[DATA ENTRIES]
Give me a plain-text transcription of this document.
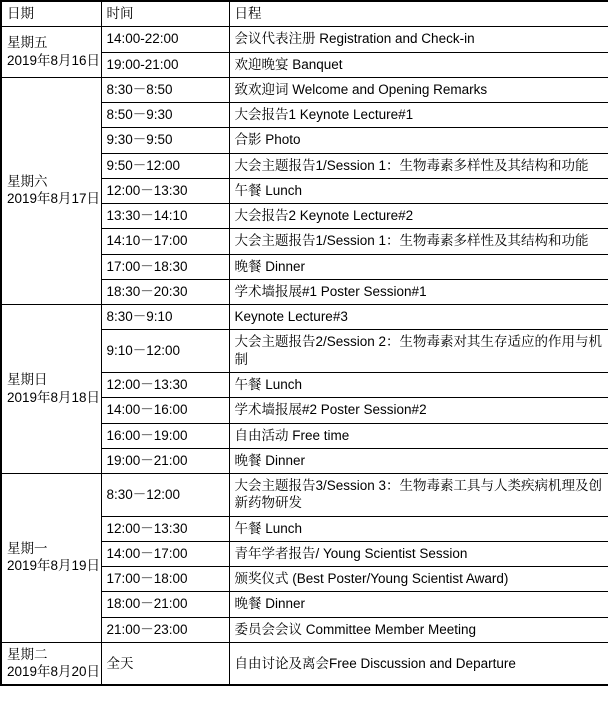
日期	时间	日程

星期五
2019年8月16日	14:00-22:00	会议代表注册 Registration and Check-in
	19:00-21:00	欢迎晚宴 Banquet

星期六
2019年8月17日	8:30－8:50	致欢迎词 Welcome and Opening Remarks
	8:50－9:30	大会报告1 Keynote Lecture#1
	9:30－9:50	合影 Photo
	9:50－12:00	大会主题报告1/Session 1：生物毒素多样性及其结构和功能
	12:00－13:30	午餐 Lunch
	13:30－14:10	大会报告2 Keynote Lecture#2
	14:10－17:00	大会主题报告1/Session 1：生物毒素多样性及其结构和功能
	17:00－18:30	晚餐 Dinner
	18:30－20:30	学术墙报展#1 Poster Session#1

星期日
2019年8月18日	8:30－9:10	Keynote Lecture#3
	9:10－12:00	大会主题报告2/Session 2：生物毒素对其生存适应的作用与机制
	12:00－13:30	午餐 Lunch
	14:00－16:00	学术墙报展#2 Poster Session#2
	16:00－19:00	自由活动 Free time
	19:00－21:00	晚餐 Dinner

星期一
2019年8月19日	8:30－12:00	大会主题报告3/Session 3：生物毒素工具与人类疾病机理及创新药物研发
	12:00－13:30	午餐 Lunch
	14:00－17:00	青年学者报告/ Young Scientist Session
	17:00－18:00	颁奖仪式 (Best Poster/Young Scientist Award)
	18:00－21:00	晚餐 Dinner
	21:00－23:00	委员会会议 Committee Member Meeting

星期二
2019年8月20日	全天	自由讨论及离会Free Discussion and Departure
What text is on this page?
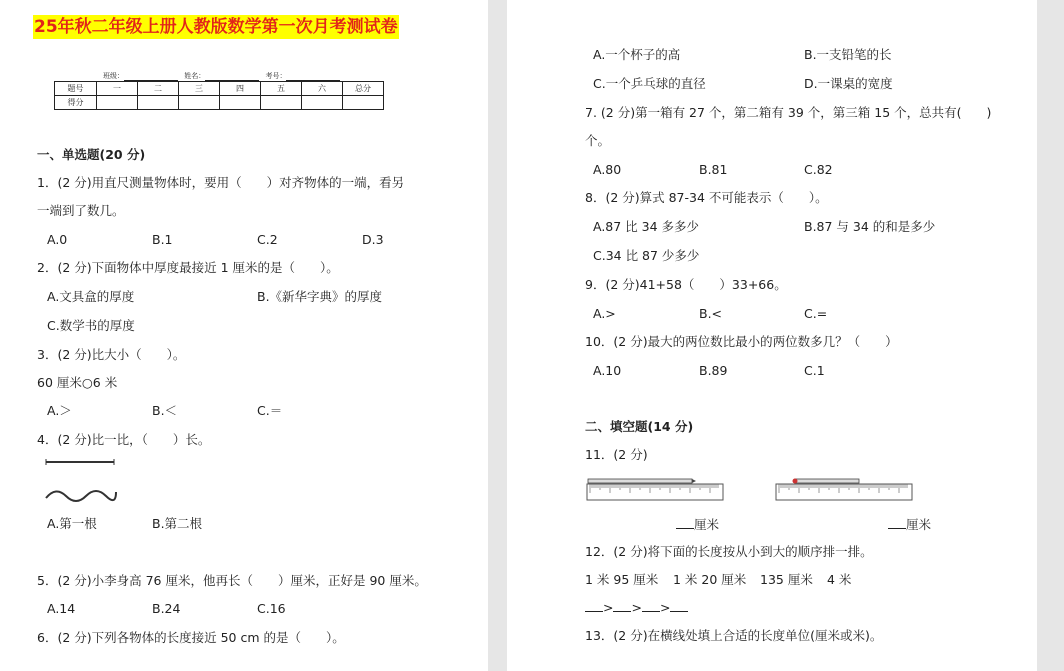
25年秋二年级上册人教版数学第一次月考测试卷
班级：	姓名：	考号：
题号	一	二	三	四	五	六	总分
得分							
一、单选题(20 分)
1．(2 分)用直尺测量物体时，要用（　　）对齐物体的一端，看另
一端到了数几。
A.0	B.1	C.2	D.3
2．(2 分)下面物体中厚度最接近 1 厘米的是（　　）。
A.文具盒的厚度	B.《新华字典》的厚度
C.数学书的厚度
3．(2 分)比大小（　　）。
60 厘米○6 米
A.＞	B.＜	C.＝
4．(2 分)比一比，（　　）长。
A.第一根	B.第二根
5．(2 分)小李身高 76 厘米，他再长（　　）厘米，正好是 90 厘米。
A.14	B.24	C.16
6．(2 分)下列各物体的长度接近 50 cm 的是（　　）。
A.一个杯子的高	B.一支铅笔的长
C.一个乒乓球的直径	D.一课桌的宽度
7. (2 分)第一箱有 27 个，第二箱有 39 个，第三箱 15 个，总共有(　　)
个。
A.80	B.81	C.82
8．(2 分)算式 87-34 不可能表示（　　）。
A.87 比 34 多多少	B.87 与 34 的和是多少
C.34 比 87 少多少
9．(2 分)41+58（　　）33+66。
A.>	B.<	C.=
10．(2 分)最大的两位数比最小的两位数多几？（　　）
A.10	B.89	C.1
二、填空题(14 分)
11．(2 分)
厘米	厘米
12．(2 分)将下面的长度按从小到大的顺序排一排。
1 米 95 厘米 1 米 20 厘米 135 厘米 4 米
> > >
13．(2 分)在横线处填上合适的长度单位(厘米或米)。
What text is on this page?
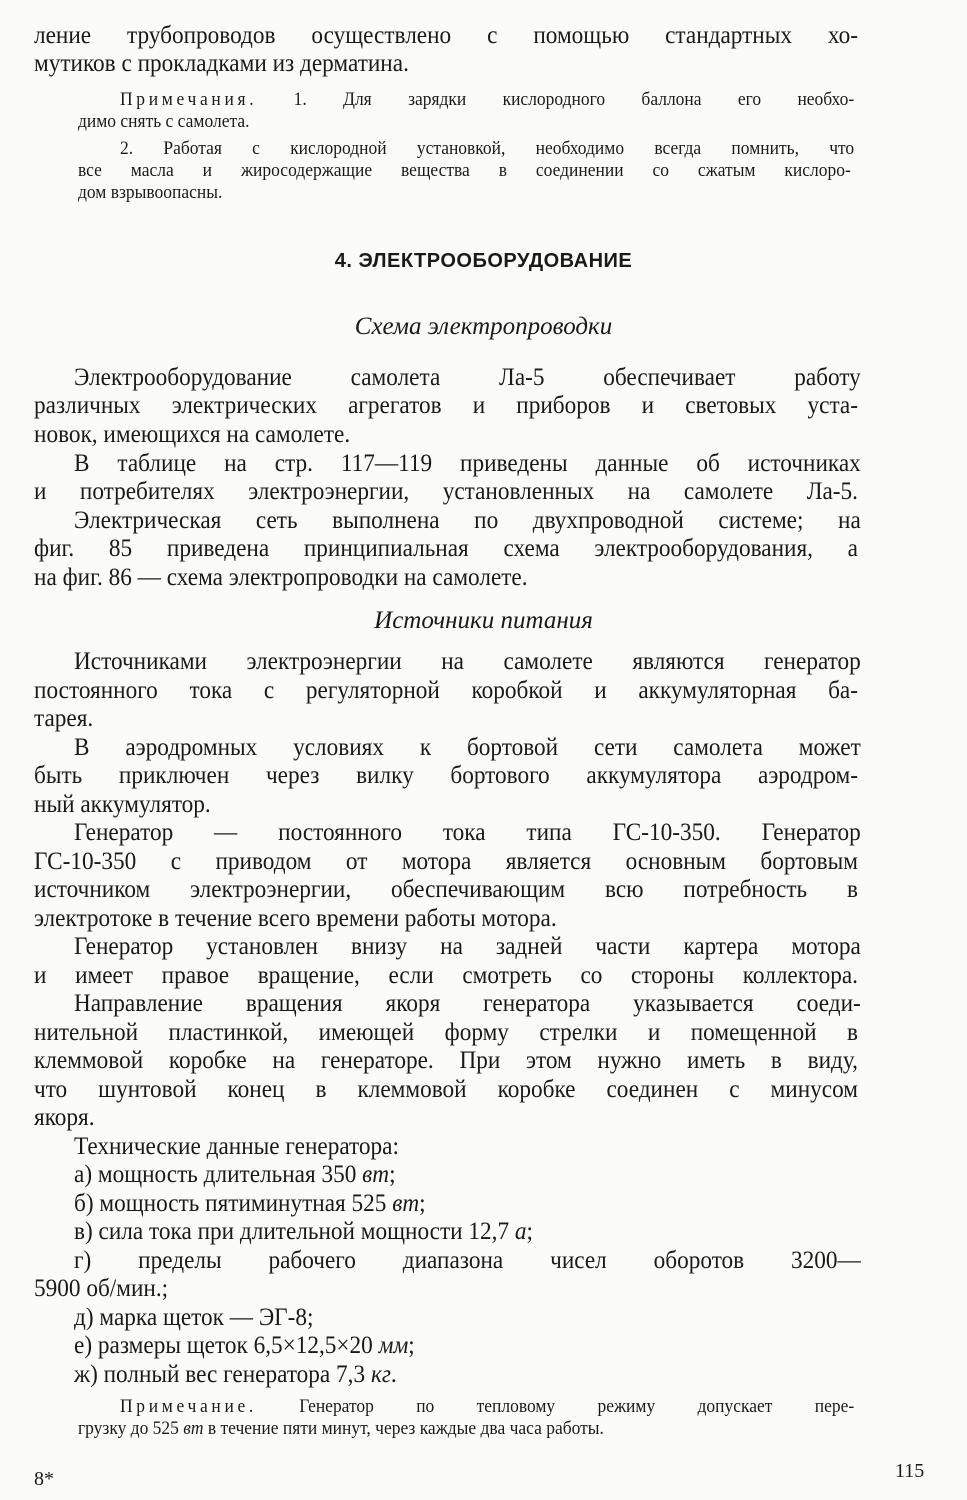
ление трубопроводов осуществлено с помощью стандартных хо-
мутиков с прокладками из дерматина.
Примечания. 1. Для зарядки кислородного баллона его необхо-
димо снять с самолета.
2. Работая с кислородной установкой, необходимо всегда помнить, что
все масла и жиросодержащие вещества в соединении со сжатым кислоро-
дом взрывоопасны.
4. ЭЛЕКТРООБОРУДОВАНИЕ
Схема электропроводки
Электрооборудование самолета Ла-5 обеспечивает работу
различных электрических агрегатов и приборов и световых уста-
новок, имеющихся на самолете.
В таблице на стр. 117—119 приведены данные об источниках
и потребителях электроэнергии, установленных на самолете Ла-5.
Электрическая сеть выполнена по двухпроводной системе; на
фиг. 85 приведена принципиальная схема электрооборудования, а
на фиг. 86 — схема электропроводки на самолете.
Источники питания
Источниками электроэнергии на самолете являются генератор
постоянного тока с регуляторной коробкой и аккумуляторная ба-
тарея.
В аэродромных условиях к бортовой сети самолета может
быть приключен через вилку бортового аккумулятора аэродром-
ный аккумулятор.
Генератор — постоянного тока типа ГС-10-350. Генератор
ГС-10-350 с приводом от мотора является основным бортовым
источником электроэнергии, обеспечивающим всю потребность в
электротоке в течение всего времени работы мотора.
Генератор установлен внизу на задней части картера мотора
и имеет правое вращение, если смотреть со стороны коллектора.
Направление вращения якоря генератора указывается соеди-
нительной пластинкой, имеющей форму стрелки и помещенной в
клеммовой коробке на генераторе. При этом нужно иметь в виду,
что шунтовой конец в клеммовой коробке соединен с минусом
якоря.
Технические данные генератора:
а) мощность длительная 350 вт;
б) мощность пятиминутная 525 вт;
в) сила тока при длительной мощности 12,7 а;
г) пределы рабочего диапазона чисел оборотов 3200—
5900 об/мин.;
д) марка щеток — ЭГ-8;
е) размеры щеток 6,5×12,5×20 мм;
ж) полный вес генератора 7,3 кг.
Примечание. Генератор по тепловому режиму допускает пере-
грузку до 525 вт в течение пяти минут, через каждые два часа работы.
8*	115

[TASK BRIEF] Give every record again exactly, apart from the pictures, which stay out.

[ANSWER IN FULL]
Give me a plain-text transcription of this document.
日期	时间	日程

星期五
2019年8月16日	14:00-22:00	会议代表注册 Registration and Check-in
	19:00-21:00	欢迎晚宴 Banquet

星期六
2019年8月17日	8:30－8:50	致欢迎词 Welcome and Opening Remarks
	8:50－9:30	大会报告1 Keynote Lecture#1
	9:30－9:50	合影 Photo
	9:50－12:00	大会主题报告1/Session 1：生物毒素多样性及其结构和功能
	12:00－13:30	午餐 Lunch
	13:30－14:10	大会报告2 Keynote Lecture#2
	14:10－17:00	大会主题报告1/Session 1：生物毒素多样性及其结构和功能
	17:00－18:30	晚餐 Dinner
	18:30－20:30	学术墙报展#1 Poster Session#1

星期日
2019年8月18日	8:30－9:10	Keynote Lecture#3
	9:10－12:00	大会主题报告2/Session 2：生物毒素对其生存适应的作用与机制
	12:00－13:30	午餐 Lunch
	14:00－16:00	学术墙报展#2 Poster Session#2
	16:00－19:00	自由活动 Free time
	19:00－21:00	晚餐 Dinner

星期一
2019年8月19日	8:30－12:00	大会主题报告3/Session 3：生物毒素工具与人类疾病机理及创新药物研发
	12:00－13:30	午餐 Lunch
	14:00－17:00	青年学者报告/ Young Scientist Session
	17:00－18:00	颁奖仪式 (Best Poster/Young Scientist Award)
	18:00－21:00	晚餐 Dinner
	21:00－23:00	委员会会议 Committee Member Meeting

星期二
2019年8月20日	全天	自由讨论及离会Free Discussion and Departure
What text is on this page?
25年秋二年级上册人教版数学第一次月考测试卷
班级：	姓名：	考号：
题号	一	二	三	四	五	六	总分
得分							
一、单选题(20 分)
1．(2 分)用直尺测量物体时，要用（　　）对齐物体的一端，看另
一端到了数几。
A.0	B.1	C.2	D.3
2．(2 分)下面物体中厚度最接近 1 厘米的是（　　）。
A.文具盒的厚度	B.《新华字典》的厚度
C.数学书的厚度
3．(2 分)比大小（　　）。
60 厘米○6 米
A.＞	B.＜	C.＝
4．(2 分)比一比，（　　）长。
A.第一根	B.第二根
5．(2 分)小李身高 76 厘米，他再长（　　）厘米，正好是 90 厘米。
A.14	B.24	C.16
6．(2 分)下列各物体的长度接近 50 cm 的是（　　）。
A.一个杯子的高	B.一支铅笔的长
C.一个乒乓球的直径	D.一课桌的宽度
7. (2 分)第一箱有 27 个，第二箱有 39 个，第三箱 15 个，总共有(　　)
个。
A.80	B.81	C.82
8．(2 分)算式 87-34 不可能表示（　　）。
A.87 比 34 多多少	B.87 与 34 的和是多少
C.34 比 87 少多少
9．(2 分)41+58（　　）33+66。
A.>	B.<	C.=
10．(2 分)最大的两位数比最小的两位数多几？（　　）
A.10	B.89	C.1
二、填空题(14 分)
11．(2 分)
厘米	厘米
12．(2 分)将下面的长度按从小到大的顺序排一排。
1 米 95 厘米 1 米 20 厘米 135 厘米 4 米
> > >
13．(2 分)在横线处填上合适的长度单位(厘米或米)。
What text is on this page?
ление трубопроводов осуществлено с помощью стандартных хо-
мутиков с прокладками из дерматина.
Примечания. 1. Для зарядки кислородного баллона его необхо-
димо снять с самолета.
2. Работая с кислородной установкой, необходимо всегда помнить, что
все масла и жиросодержащие вещества в соединении со сжатым кислоро-
дом взрывоопасны.
4. ЭЛЕКТРООБОРУДОВАНИЕ
Схема электропроводки
Электрооборудование самолета Ла-5 обеспечивает работу
различных электрических агрегатов и приборов и световых уста-
новок, имеющихся на самолете.
В таблице на стр. 117—119 приведены данные об источниках
и потребителях электроэнергии, установленных на самолете Ла-5.
Электрическая сеть выполнена по двухпроводной системе; на
фиг. 85 приведена принципиальная схема электрооборудования, а
на фиг. 86 — схема электропроводки на самолете.
Источники питания
Источниками электроэнергии на самолете являются генератор
постоянного тока с регуляторной коробкой и аккумуляторная ба-
тарея.
В аэродромных условиях к бортовой сети самолета может
быть приключен через вилку бортового аккумулятора аэродром-
ный аккумулятор.
Генератор — постоянного тока типа ГС-10-350. Генератор
ГС-10-350 с приводом от мотора является основным бортовым
источником электроэнергии, обеспечивающим всю потребность в
электротоке в течение всего времени работы мотора.
Генератор установлен внизу на задней части картера мотора
и имеет правое вращение, если смотреть со стороны коллектора.
Направление вращения якоря генератора указывается соеди-
нительной пластинкой, имеющей форму стрелки и помещенной в
клеммовой коробке на генераторе. При этом нужно иметь в виду,
что шунтовой конец в клеммовой коробке соединен с минусом
якоря.
Технические данные генератора:
а) мощность длительная 350 вт;
б) мощность пятиминутная 525 вт;
в) сила тока при длительной мощности 12,7 а;
г) пределы рабочего диапазона чисел оборотов 3200—
5900 об/мин.;
д) марка щеток — ЭГ-8;
е) размеры щеток 6,5×12,5×20 мм;
ж) полный вес генератора 7,3 кг.
Примечание. Генератор по тепловому режиму допускает пере-
грузку до 525 вт в течение пяти минут, через каждые два часа работы.
8*	115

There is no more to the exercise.